━━ The records ━━

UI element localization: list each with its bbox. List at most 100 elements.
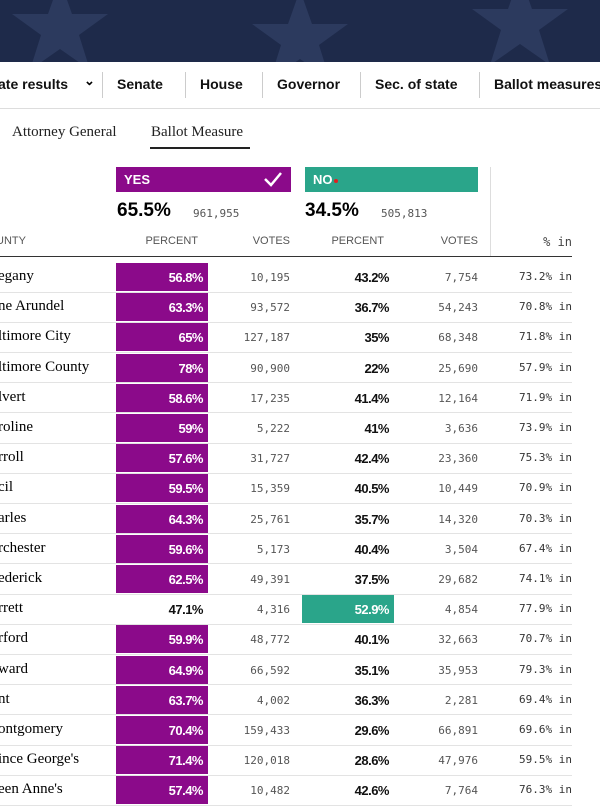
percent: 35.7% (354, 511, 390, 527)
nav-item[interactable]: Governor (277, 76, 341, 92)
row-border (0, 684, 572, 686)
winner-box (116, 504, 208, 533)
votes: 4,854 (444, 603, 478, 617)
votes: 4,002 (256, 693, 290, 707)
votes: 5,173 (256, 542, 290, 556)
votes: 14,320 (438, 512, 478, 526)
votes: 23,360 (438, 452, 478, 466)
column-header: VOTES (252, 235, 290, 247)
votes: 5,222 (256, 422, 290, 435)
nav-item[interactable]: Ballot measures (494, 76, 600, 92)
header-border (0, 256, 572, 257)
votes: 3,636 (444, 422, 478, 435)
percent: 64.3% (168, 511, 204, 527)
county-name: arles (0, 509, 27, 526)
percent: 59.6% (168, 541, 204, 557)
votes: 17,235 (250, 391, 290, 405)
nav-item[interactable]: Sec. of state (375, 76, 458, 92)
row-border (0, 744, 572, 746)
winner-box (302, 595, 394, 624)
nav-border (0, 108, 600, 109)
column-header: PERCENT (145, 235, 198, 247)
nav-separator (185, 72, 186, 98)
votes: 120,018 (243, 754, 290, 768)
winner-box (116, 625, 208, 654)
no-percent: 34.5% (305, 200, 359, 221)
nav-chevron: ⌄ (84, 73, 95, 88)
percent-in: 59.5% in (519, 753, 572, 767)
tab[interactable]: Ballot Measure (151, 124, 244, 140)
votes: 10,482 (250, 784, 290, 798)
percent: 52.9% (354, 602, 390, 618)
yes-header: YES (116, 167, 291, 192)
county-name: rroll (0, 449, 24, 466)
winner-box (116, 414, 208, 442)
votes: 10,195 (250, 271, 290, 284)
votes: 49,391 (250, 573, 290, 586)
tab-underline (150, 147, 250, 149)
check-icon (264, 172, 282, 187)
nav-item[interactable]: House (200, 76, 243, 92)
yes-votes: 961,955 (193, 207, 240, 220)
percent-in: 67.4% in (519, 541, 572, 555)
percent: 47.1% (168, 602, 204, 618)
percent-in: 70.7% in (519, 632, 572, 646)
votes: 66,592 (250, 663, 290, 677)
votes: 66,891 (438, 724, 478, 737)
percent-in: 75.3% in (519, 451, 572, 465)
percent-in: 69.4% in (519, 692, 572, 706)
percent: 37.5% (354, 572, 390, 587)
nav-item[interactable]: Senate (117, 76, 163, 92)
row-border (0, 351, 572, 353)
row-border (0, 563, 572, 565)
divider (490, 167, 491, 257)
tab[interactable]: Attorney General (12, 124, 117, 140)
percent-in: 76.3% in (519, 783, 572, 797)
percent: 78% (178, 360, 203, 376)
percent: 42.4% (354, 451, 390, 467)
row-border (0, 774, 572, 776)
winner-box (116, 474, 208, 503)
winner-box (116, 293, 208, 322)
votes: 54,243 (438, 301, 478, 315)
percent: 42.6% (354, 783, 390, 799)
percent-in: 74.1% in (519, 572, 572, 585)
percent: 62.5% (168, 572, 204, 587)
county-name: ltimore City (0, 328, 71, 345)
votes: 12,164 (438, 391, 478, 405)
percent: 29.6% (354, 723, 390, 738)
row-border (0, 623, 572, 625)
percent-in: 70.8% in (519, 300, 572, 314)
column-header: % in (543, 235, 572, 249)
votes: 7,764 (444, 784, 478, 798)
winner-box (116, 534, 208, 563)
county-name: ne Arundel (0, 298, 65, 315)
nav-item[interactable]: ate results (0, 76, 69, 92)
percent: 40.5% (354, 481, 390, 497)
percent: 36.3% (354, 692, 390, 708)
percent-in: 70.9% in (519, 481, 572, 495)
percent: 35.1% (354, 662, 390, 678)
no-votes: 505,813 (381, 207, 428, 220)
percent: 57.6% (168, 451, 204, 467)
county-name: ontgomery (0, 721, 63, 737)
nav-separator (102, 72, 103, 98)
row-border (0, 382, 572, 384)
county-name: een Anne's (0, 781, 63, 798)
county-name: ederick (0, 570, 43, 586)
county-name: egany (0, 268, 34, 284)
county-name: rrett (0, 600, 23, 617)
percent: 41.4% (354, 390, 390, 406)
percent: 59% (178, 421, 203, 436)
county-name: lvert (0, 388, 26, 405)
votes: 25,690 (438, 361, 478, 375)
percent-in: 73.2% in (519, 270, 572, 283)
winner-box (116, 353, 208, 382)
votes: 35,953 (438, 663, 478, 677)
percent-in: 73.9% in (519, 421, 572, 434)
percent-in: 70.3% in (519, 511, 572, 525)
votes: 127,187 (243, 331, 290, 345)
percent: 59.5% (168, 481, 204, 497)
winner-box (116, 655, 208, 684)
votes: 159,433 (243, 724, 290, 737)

━━━

Instructions to follow: Update the entries between the line holding "percent: 35.7% (354, 511, 390, 527)" and the line holding "votes: 5,173 (256, 542, 290, 556)", inclusive, by replacing "winner-box" with "leader-box" and leaving everything else unchanged. Return only those lines.

Output of the task:
percent: 35.7% (354, 511, 390, 527)
nav-item[interactable]: Governor (277, 76, 341, 92)
row-border (0, 684, 572, 686)
leader-box (116, 504, 208, 533)
votes: 4,854 (444, 603, 478, 617)
votes: 4,002 (256, 693, 290, 707)
votes: 5,173 (256, 542, 290, 556)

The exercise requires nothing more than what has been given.